▶ WHAT TO PRODUCE: Retype the material below. Keep every word exactly as it is.

▶ DATASET ROWS:
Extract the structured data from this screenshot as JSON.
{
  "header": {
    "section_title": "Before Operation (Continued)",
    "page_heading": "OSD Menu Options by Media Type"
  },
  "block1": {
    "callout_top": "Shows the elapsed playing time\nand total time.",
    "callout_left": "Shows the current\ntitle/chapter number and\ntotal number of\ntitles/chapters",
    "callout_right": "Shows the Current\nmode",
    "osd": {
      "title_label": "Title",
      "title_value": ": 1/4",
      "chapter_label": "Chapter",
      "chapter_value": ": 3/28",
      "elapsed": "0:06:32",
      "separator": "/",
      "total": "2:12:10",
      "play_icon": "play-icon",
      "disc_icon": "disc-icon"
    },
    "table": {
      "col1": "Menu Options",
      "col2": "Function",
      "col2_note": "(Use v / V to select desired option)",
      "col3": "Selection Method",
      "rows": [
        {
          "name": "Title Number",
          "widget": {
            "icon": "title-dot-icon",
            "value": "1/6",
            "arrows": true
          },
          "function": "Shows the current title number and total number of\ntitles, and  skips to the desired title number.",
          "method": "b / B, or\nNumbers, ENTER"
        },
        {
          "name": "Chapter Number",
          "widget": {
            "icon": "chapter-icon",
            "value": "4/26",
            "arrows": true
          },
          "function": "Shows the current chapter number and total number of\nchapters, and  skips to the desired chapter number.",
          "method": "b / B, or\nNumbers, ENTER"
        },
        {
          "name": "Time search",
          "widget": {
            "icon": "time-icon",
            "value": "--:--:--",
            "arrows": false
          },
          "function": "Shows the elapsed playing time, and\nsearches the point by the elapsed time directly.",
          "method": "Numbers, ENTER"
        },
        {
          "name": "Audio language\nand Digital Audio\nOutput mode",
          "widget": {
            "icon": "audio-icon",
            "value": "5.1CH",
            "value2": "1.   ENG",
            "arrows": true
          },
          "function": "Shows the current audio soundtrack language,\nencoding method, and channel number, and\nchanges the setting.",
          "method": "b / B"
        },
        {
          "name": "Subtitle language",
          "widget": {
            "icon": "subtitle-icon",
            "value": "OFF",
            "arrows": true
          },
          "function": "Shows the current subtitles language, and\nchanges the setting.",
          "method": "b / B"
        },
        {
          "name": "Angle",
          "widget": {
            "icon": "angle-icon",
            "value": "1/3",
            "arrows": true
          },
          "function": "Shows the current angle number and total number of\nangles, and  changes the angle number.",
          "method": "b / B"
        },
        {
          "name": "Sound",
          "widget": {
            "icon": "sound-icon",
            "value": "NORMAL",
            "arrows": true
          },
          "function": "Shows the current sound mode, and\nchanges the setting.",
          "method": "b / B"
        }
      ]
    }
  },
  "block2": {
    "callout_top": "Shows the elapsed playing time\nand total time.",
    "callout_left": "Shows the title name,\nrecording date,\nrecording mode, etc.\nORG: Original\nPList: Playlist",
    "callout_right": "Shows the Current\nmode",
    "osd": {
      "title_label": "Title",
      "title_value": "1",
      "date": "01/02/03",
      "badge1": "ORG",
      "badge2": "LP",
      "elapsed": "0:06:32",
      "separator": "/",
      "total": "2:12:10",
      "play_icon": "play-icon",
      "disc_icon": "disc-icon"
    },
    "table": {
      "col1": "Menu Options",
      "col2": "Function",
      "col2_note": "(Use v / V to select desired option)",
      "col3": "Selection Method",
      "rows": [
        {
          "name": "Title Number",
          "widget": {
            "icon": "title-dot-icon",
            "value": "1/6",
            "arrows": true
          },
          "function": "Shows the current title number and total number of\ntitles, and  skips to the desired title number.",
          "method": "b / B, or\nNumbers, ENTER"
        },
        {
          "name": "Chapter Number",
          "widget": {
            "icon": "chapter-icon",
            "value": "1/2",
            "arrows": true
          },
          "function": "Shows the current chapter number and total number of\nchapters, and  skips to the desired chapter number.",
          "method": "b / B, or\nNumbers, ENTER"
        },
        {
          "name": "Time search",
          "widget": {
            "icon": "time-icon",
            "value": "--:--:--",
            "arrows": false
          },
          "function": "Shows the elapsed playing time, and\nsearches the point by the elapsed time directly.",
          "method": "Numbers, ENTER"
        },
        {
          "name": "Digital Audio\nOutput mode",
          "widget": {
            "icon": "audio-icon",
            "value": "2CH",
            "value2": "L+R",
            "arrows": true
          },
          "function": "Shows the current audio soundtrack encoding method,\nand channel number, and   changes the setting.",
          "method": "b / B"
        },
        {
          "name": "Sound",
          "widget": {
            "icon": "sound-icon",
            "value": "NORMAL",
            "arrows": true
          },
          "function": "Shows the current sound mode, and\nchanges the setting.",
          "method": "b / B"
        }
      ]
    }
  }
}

▶ FINAL RESULT:
Extract the structured data from this screenshot as JSON.
{
  "header": {
    "section_title": "Before Operation (Continued)",
    "page_heading": "OSD Menu Options by Media Type"
  },
  "block1": {
    "callout_top": "Shows the elapsed playing time\nand total time.",
    "callout_left": "Shows the current\ntitle/chapter number and\ntotal number of\ntitles/chapters",
    "callout_right": "Shows the Current\nmode",
    "osd": {
      "title_label": "Title",
      "title_value": ": 1/4",
      "chapter_label": "Chapter",
      "chapter_value": ": 3/28",
      "elapsed": "0:06:32",
      "separator": "/",
      "total": "2:12:10",
      "play_icon": "play-icon",
      "disc_icon": "disc-icon"
    },
    "table": {
      "col1": "Menu Options",
      "col2": "Function",
      "col2_note": "(Use v / V to select desired option)",
      "col3": "Selection Method",
      "rows": [
        {
          "name": "Title Number",
          "widget": {
            "icon": "title-dot-icon",
            "value": "1/6",
            "arrows": true
          },
          "function": "Shows the current title number and total number of\ntitles, and  skips to the desired title number.",
          "method": "b / B, or\nNumbers, ENTER"
        },
        {
          "name": "Chapter Number",
          "widget": {
            "icon": "chapter-icon",
            "value": "4/26",
            "arrows": true
          },
          "function": "Shows the current chapter number and total number of\nchapters, and  skips to the desired chapter number.",
          "method": "b / B, or\nNumbers, ENTER"
        },
        {
          "name": "Time search",
          "widget": {
            "icon": "time-icon",
            "value": "--:--:--",
            "arrows": false
          },
          "function": "Shows the elapsed playing time, and\nsearches the point by the elapsed time directly.",
          "method": "Numbers, ENTER"
        },
        {
          "name": "Audio language\nand Digital Audio\nOutput mode",
          "widget": {
            "icon": "audio-icon",
            "value": "5.1CH",
            "value2": "1.   ENG",
            "arrows": true
          },
          "function": "Shows the current audio soundtrack language,\nencoding method, and channel number, and\nchanges the setting.",
          "method": "b / B"
        },
        {
          "name": "Subtitle language",
          "widget": {
            "icon": "subtitle-icon",
            "value": "OFF",
            "arrows": true
          },
          "function": "Shows the current subtitles language, and\nchanges the setting.",
          "method": "b / B"
        },
        {
          "name": "Angle",
          "widget": {
            "icon": "angle-icon",
            "value": "1/3",
            "arrows": true
          },
          "function": "Shows the current angle number and total number of\nangles, and  changes the angle number.",
          "method": "b / B"
        },
        {
          "name": "Sound",
          "widget": {
            "icon": "sound-icon",
            "value": "NORMAL",
            "arrows": true
          },
          "function": "Shows the current sound mode, and\nchanges the setting.",
          "method": "b / B"
        }
      ]
    }
  },
  "block2": {
    "callout_top": "Shows the elapsed playing time\nand total time.",
    "callout_left": "Shows the title name,\nrecording date,\nrecording mode, etc.\nORG: Original\nPList: Playlist",
    "callout_right": "Shows the Current\nmode",
    "osd": {
      "title_label": "Title",
      "title_value": "1",
      "date": "01/02/03",
      "badge1": "ORG",
      "badge2": "LP",
      "elapsed": "0:06:32",
      "separator": "/",
      "total": "2:12:10",
      "play_icon": "play-icon",
      "disc_icon": "disc-icon"
    },
    "table": {
      "col1": "Menu Options",
      "col2": "Function",
      "col2_note": "(Use v / V to select desired option)",
      "col3": "Selection Method",
      "rows": [
        {
          "name": "Title Number",
          "widget": {
            "icon": "title-dot-icon",
            "value": "1/6",
            "arrows": true
          },
          "function": "Shows the current title number and total number of\ntitles, and  skips to the desired title number.",
          "method": "b / B, or\nNumbers, ENTER"
        },
        {
          "name": "Chapter Number",
          "widget": {
            "icon": "chapter-icon",
            "value": "1/2",
            "arrows": true
          },
          "function": "Shows the current chapter number and total number of\nchapters, and  skips to the desired chapter number.",
          "method": "b / B, or\nNumbers, ENTER"
        },
        {
          "name": "Time search",
          "widget": {
            "icon": "time-icon",
            "value": "--:--:--",
            "arrows": false
          },
          "function": "Shows the elapsed playing time, and\nsearches the point by the elapsed time directly.",
          "method": "Numbers, ENTER"
        },
        {
          "name": "Digital Audio\nOutput mode",
          "widget": {
            "icon": "audio-icon",
            "value": "2CH",
            "value2": "L+R",
            "arrows": true
          },
          "function": "Shows the current audio soundtrack encoding method,\nand channel number, and   changes the setting.",
          "method": "b / B"
        },
        {
          "name": "Sound",
          "widget": {
            "icon": "sound-icon",
            "value": "NORMAL",
            "arrows": true
          },
          "function": "Shows the current sound mode, and\nchanges the setting.",
          "method": "b / B"
        }
      ]
    }
  }
}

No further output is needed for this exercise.